(Aim of the task)
Transcribe all of the records precisely as they are presented.

==== Dataset records ====

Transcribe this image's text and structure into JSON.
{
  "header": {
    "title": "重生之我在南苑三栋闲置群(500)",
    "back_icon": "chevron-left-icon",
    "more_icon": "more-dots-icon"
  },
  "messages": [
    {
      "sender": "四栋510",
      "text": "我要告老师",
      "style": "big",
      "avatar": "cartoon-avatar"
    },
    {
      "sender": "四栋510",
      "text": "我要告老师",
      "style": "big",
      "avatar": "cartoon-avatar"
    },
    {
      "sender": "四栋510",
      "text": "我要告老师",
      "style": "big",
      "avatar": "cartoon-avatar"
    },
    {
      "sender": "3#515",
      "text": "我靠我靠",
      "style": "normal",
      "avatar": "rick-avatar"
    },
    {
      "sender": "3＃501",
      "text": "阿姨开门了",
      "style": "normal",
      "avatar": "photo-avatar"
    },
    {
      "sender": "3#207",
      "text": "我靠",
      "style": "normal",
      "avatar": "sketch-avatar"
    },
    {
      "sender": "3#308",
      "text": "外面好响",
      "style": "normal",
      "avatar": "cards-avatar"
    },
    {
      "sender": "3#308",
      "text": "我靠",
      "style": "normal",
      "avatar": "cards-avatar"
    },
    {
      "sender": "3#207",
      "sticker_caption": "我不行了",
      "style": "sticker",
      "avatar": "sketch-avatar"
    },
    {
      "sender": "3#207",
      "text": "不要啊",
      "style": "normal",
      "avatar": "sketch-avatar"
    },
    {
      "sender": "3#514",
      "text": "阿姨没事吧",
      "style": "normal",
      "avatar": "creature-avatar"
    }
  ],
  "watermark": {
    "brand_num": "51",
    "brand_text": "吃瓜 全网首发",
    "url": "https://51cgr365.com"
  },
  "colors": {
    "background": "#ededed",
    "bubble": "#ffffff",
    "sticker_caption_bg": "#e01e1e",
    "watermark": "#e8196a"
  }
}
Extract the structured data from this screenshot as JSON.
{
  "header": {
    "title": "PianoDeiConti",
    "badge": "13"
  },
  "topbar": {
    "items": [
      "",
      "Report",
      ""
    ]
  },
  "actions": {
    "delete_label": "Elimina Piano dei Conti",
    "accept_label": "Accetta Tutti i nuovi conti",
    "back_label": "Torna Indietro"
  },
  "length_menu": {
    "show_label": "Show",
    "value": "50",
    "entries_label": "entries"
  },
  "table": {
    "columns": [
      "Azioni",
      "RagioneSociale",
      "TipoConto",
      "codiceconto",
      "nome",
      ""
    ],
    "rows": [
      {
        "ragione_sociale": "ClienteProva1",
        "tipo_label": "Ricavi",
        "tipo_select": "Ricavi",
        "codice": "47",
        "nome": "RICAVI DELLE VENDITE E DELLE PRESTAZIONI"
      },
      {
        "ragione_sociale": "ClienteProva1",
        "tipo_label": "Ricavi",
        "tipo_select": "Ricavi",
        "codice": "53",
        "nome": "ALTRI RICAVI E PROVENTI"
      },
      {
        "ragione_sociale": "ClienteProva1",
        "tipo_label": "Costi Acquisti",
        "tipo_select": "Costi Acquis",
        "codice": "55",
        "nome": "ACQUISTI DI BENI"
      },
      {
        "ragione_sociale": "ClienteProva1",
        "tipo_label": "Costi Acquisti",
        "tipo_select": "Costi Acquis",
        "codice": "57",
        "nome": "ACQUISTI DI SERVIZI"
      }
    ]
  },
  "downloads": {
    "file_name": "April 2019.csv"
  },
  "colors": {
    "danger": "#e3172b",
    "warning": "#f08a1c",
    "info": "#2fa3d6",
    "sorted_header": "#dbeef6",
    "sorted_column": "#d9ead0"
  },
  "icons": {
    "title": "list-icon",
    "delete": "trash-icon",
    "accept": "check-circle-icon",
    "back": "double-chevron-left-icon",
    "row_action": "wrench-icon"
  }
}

====

(Answer to the problem)
Transcribe this image's text and structure into JSON.
{
  "header": {
    "title": "重生之我在南苑三栋闲置群(500)",
    "back_icon": "chevron-left-icon",
    "more_icon": "more-dots-icon"
  },
  "messages": [
    {
      "sender": "四栋510",
      "text": "我要告老师",
      "style": "big",
      "avatar": "cartoon-avatar"
    },
    {
      "sender": "四栋510",
      "text": "我要告老师",
      "style": "big",
      "avatar": "cartoon-avatar"
    },
    {
      "sender": "四栋510",
      "text": "我要告老师",
      "style": "big",
      "avatar": "cartoon-avatar"
    },
    {
      "sender": "3#515",
      "text": "我靠我靠",
      "style": "normal",
      "avatar": "rick-avatar"
    },
    {
      "sender": "3＃501",
      "text": "阿姨开门了",
      "style": "normal",
      "avatar": "photo-avatar"
    },
    {
      "sender": "3#207",
      "text": "我靠",
      "style": "normal",
      "avatar": "sketch-avatar"
    },
    {
      "sender": "3#308",
      "text": "外面好响",
      "style": "normal",
      "avatar": "cards-avatar"
    },
    {
      "sender": "3#308",
      "text": "我靠",
      "style": "normal",
      "avatar": "cards-avatar"
    },
    {
      "sender": "3#207",
      "sticker_caption": "我不行了",
      "style": "sticker",
      "avatar": "sketch-avatar"
    },
    {
      "sender": "3#207",
      "text": "不要啊",
      "style": "normal",
      "avatar": "sketch-avatar"
    },
    {
      "sender": "3#514",
      "text": "阿姨没事吧",
      "style": "normal",
      "avatar": "creature-avatar"
    }
  ],
  "watermark": {
    "brand_num": "51",
    "brand_text": "吃瓜 全网首发",
    "url": "https://51cgr365.com"
  },
  "colors": {
    "background": "#ededed",
    "bubble": "#ffffff",
    "sticker_caption_bg": "#e01e1e",
    "watermark": "#e8196a"
  }
}
Extract the structured data from this screenshot as JSON.
{
  "header": {
    "title": "PianoDeiConti",
    "badge": "13"
  },
  "topbar": {
    "items": [
      "",
      "Report",
      ""
    ]
  },
  "actions": {
    "delete_label": "Elimina Piano dei Conti",
    "accept_label": "Accetta Tutti i nuovi conti",
    "back_label": "Torna Indietro"
  },
  "length_menu": {
    "show_label": "Show",
    "value": "50",
    "entries_label": "entries"
  },
  "table": {
    "columns": [
      "Azioni",
      "RagioneSociale",
      "TipoConto",
      "codiceconto",
      "nome",
      ""
    ],
    "rows": [
      {
        "ragione_sociale": "ClienteProva1",
        "tipo_label": "Ricavi",
        "tipo_select": "Ricavi",
        "codice": "47",
        "nome": "RICAVI DELLE VENDITE E DELLE PRESTAZIONI"
      },
      {
        "ragione_sociale": "ClienteProva1",
        "tipo_label": "Ricavi",
        "tipo_select": "Ricavi",
        "codice": "53",
        "nome": "ALTRI RICAVI E PROVENTI"
      },
      {
        "ragione_sociale": "ClienteProva1",
        "tipo_label": "Costi Acquisti",
        "tipo_select": "Costi Acquis",
        "codice": "55",
        "nome": "ACQUISTI DI BENI"
      },
      {
        "ragione_sociale": "ClienteProva1",
        "tipo_label": "Costi Acquisti",
        "tipo_select": "Costi Acquis",
        "codice": "57",
        "nome": "ACQUISTI DI SERVIZI"
      }
    ]
  },
  "downloads": {
    "file_name": "April 2019.csv"
  },
  "colors": {
    "danger": "#e3172b",
    "warning": "#f08a1c",
    "info": "#2fa3d6",
    "sorted_header": "#dbeef6",
    "sorted_column": "#d9ead0"
  },
  "icons": {
    "title": "list-icon",
    "delete": "trash-icon",
    "accept": "check-circle-icon",
    "back": "double-chevron-left-icon",
    "row_action": "wrench-icon"
  }
}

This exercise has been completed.